Exactly reproduce the entries, dropping any pictures from your copy.

- - - - - - -

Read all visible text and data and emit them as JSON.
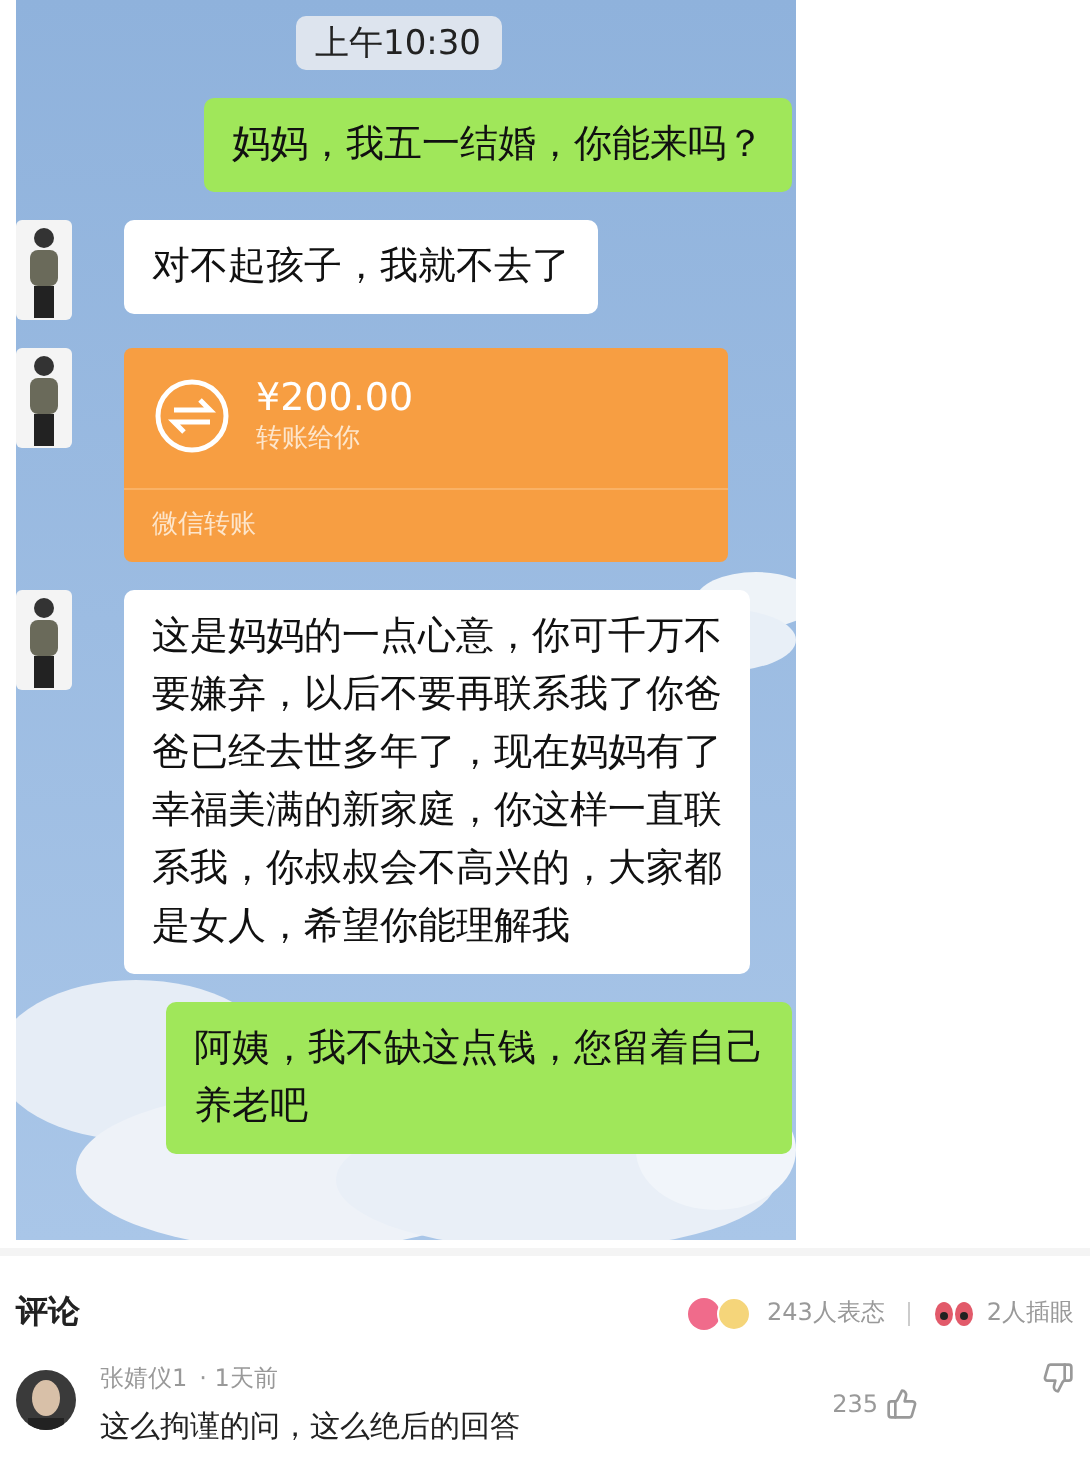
{
  "chat": {
    "time": "上午10:30",
    "messages": [
      {
        "kind": "text",
        "sent": true,
        "text": "妈妈，我五一结婚，你能来吗？"
      },
      {
        "kind": "text",
        "sent": false,
        "text": "对不起孩子，我就不去了"
      },
      {
        "kind": "transfer",
        "sent": false,
        "amount": "¥200.00",
        "note": "转账给你",
        "footer": "微信转账"
      },
      {
        "kind": "text",
        "sent": false,
        "text": "这是妈妈的一点心意，你可千万不要嫌弃，以后不要再联系我了你爸爸已经去世多年了，现在妈妈有了幸福美满的新家庭，你这样一直联系我，你叔叔会不高兴的，大家都是女人，希望你能理解我"
      },
      {
        "kind": "text",
        "sent": true,
        "text": "阿姨，我不缺这点钱，您留着自己养老吧"
      }
    ]
  },
  "comments_header": {
    "title": "评论",
    "reactions": "243人表态",
    "bookmarks": "2人插眼"
  },
  "comments": [
    {
      "author": "张婧仪1",
      "time": "· 1天前",
      "text": "这么拘谨的问，这么绝后的回答",
      "likes": "235"
    }
  ]
}
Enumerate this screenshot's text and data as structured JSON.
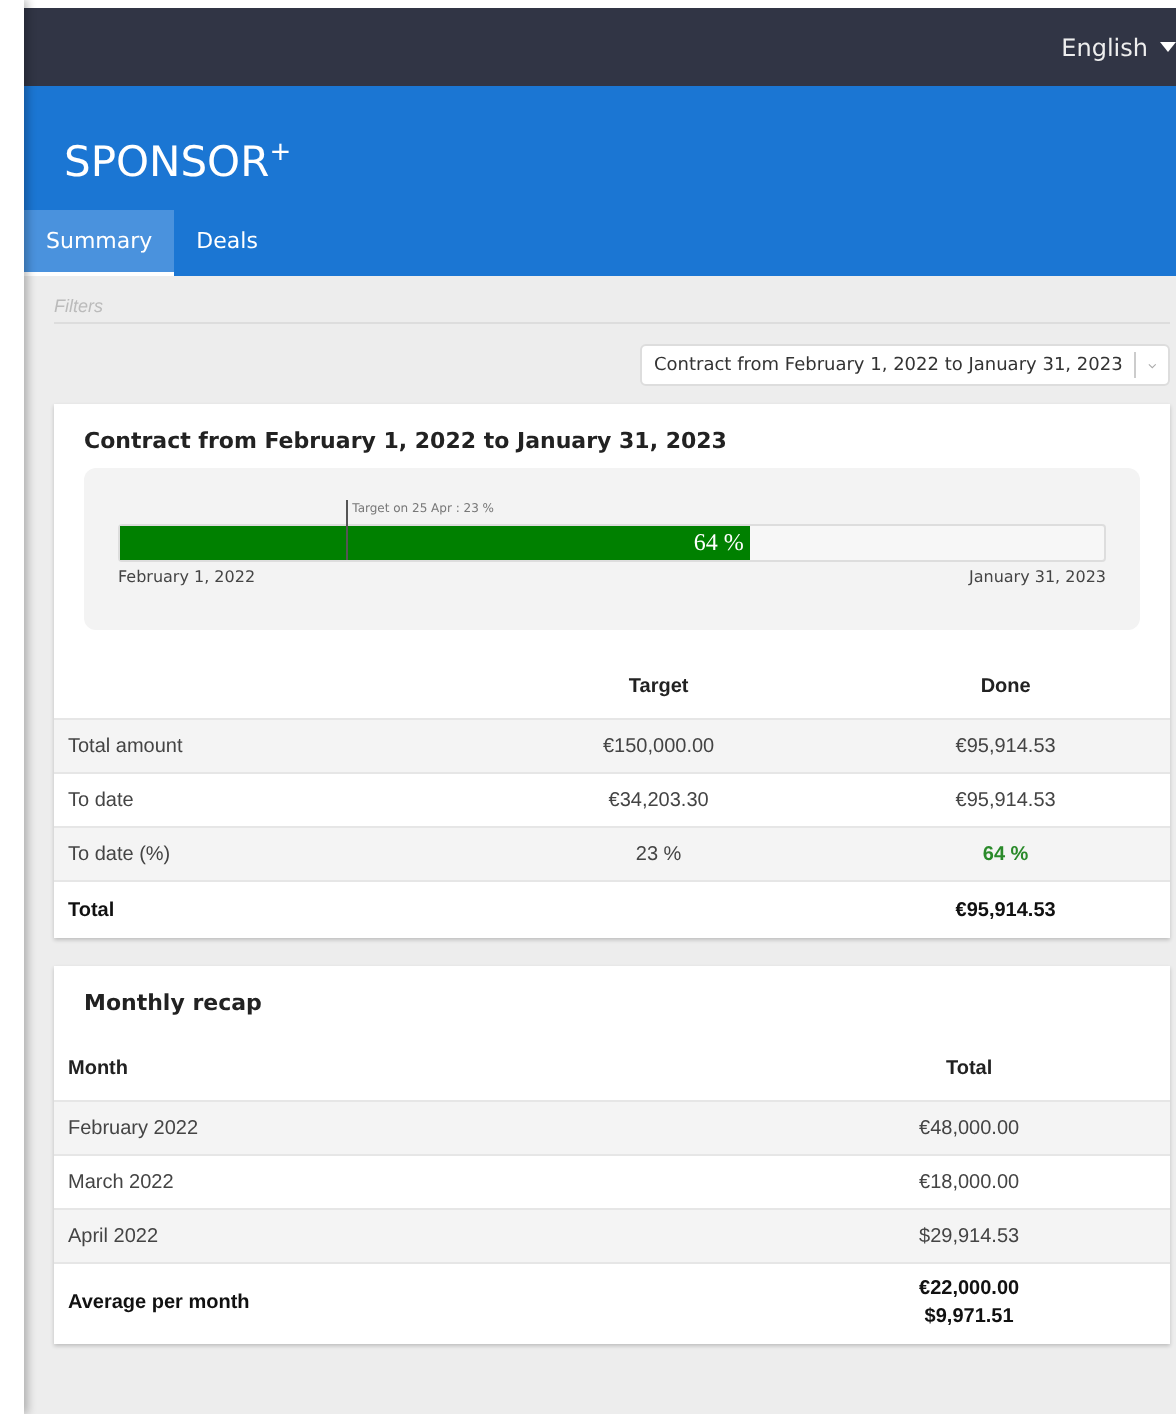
{
  "topbar": {
    "language": "English"
  },
  "header": {
    "brand": "SPONSOR",
    "brand_sup": "+"
  },
  "tabs": [
    {
      "label": "Summary",
      "selected": true
    },
    {
      "label": "Deals",
      "selected": false
    }
  ],
  "filters": {
    "label": "Filters",
    "contract_select": "Contract from February 1, 2022 to January 31, 2023"
  },
  "contract": {
    "title": "Contract from February 1, 2022 to January 31, 2023",
    "progress": {
      "level": 0.64,
      "label": "64 %",
      "target": {
        "level": 0.23,
        "label": "Target on 25 Apr : 23 %"
      },
      "start": "February 1, 2022",
      "end": "January 31, 2023"
    },
    "table": {
      "columns": [
        "Target",
        "Done"
      ],
      "rows": [
        {
          "label": "Total amount",
          "target": "€150,000.00",
          "done": "€95,914.53",
          "kind": "plain"
        },
        {
          "label": "To date",
          "target": "€34,203.30",
          "done": "€95,914.53",
          "kind": "plain"
        },
        {
          "label": "To date (%)",
          "target": "23 %",
          "done": "64 %",
          "kind": "percent"
        },
        {
          "label": "Total",
          "target": "",
          "done": "€95,914.53",
          "kind": "total"
        }
      ]
    }
  },
  "monthly": {
    "title": "Monthly recap",
    "columns": [
      "Month",
      "Total"
    ],
    "rows": [
      {
        "month": "February 2022",
        "total": [
          "€48,000.00"
        ],
        "kind": "plain"
      },
      {
        "month": "March 2022",
        "total": [
          "€18,000.00"
        ],
        "kind": "plain"
      },
      {
        "month": "April 2022",
        "total": [
          "$29,914.53"
        ],
        "kind": "plain"
      },
      {
        "month": "Average per month",
        "total": [
          "€22,000.00",
          "$9,971.51"
        ],
        "kind": "total"
      }
    ]
  }
}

- - - - - - -

• [Answer below]
Read all visible text and data and emit them as JSON.
{
  "chat": {
    "time": "上午10:30",
    "messages": [
      {
        "kind": "text",
        "sent": true,
        "text": "妈妈，我五一结婚，你能来吗？"
      },
      {
        "kind": "text",
        "sent": false,
        "text": "对不起孩子，我就不去了"
      },
      {
        "kind": "transfer",
        "sent": false,
        "amount": "¥200.00",
        "note": "转账给你",
        "footer": "微信转账"
      },
      {
        "kind": "text",
        "sent": false,
        "text": "这是妈妈的一点心意，你可千万不要嫌弃，以后不要再联系我了你爸爸已经去世多年了，现在妈妈有了幸福美满的新家庭，你这样一直联系我，你叔叔会不高兴的，大家都是女人，希望你能理解我"
      },
      {
        "kind": "text",
        "sent": true,
        "text": "阿姨，我不缺这点钱，您留着自己养老吧"
      }
    ]
  },
  "comments_header": {
    "title": "评论",
    "reactions": "243人表态",
    "bookmarks": "2人插眼"
  },
  "comments": [
    {
      "author": "张婧仪1",
      "time": "· 1天前",
      "text": "这么拘谨的问，这么绝后的回答",
      "likes": "235"
    }
  ]
}
Enumerate this screenshot's text and data as structured JSON.
{
  "topbar": {
    "language": "English"
  },
  "header": {
    "brand": "SPONSOR",
    "brand_sup": "+"
  },
  "tabs": [
    {
      "label": "Summary",
      "selected": true
    },
    {
      "label": "Deals",
      "selected": false
    }
  ],
  "filters": {
    "label": "Filters",
    "contract_select": "Contract from February 1, 2022 to January 31, 2023"
  },
  "contract": {
    "title": "Contract from February 1, 2022 to January 31, 2023",
    "progress": {
      "level": 0.64,
      "label": "64 %",
      "target": {
        "level": 0.23,
        "label": "Target on 25 Apr : 23 %"
      },
      "start": "February 1, 2022",
      "end": "January 31, 2023"
    },
    "table": {
      "columns": [
        "Target",
        "Done"
      ],
      "rows": [
        {
          "label": "Total amount",
          "target": "€150,000.00",
          "done": "€95,914.53",
          "kind": "plain"
        },
        {
          "label": "To date",
          "target": "€34,203.30",
          "done": "€95,914.53",
          "kind": "plain"
        },
        {
          "label": "To date (%)",
          "target": "23 %",
          "done": "64 %",
          "kind": "percent"
        },
        {
          "label": "Total",
          "target": "",
          "done": "€95,914.53",
          "kind": "total"
        }
      ]
    }
  },
  "monthly": {
    "title": "Monthly recap",
    "columns": [
      "Month",
      "Total"
    ],
    "rows": [
      {
        "month": "February 2022",
        "total": [
          "€48,000.00"
        ],
        "kind": "plain"
      },
      {
        "month": "March 2022",
        "total": [
          "€18,000.00"
        ],
        "kind": "plain"
      },
      {
        "month": "April 2022",
        "total": [
          "$29,914.53"
        ],
        "kind": "plain"
      },
      {
        "month": "Average per month",
        "total": [
          "€22,000.00",
          "$9,971.51"
        ],
        "kind": "total"
      }
    ]
  }
}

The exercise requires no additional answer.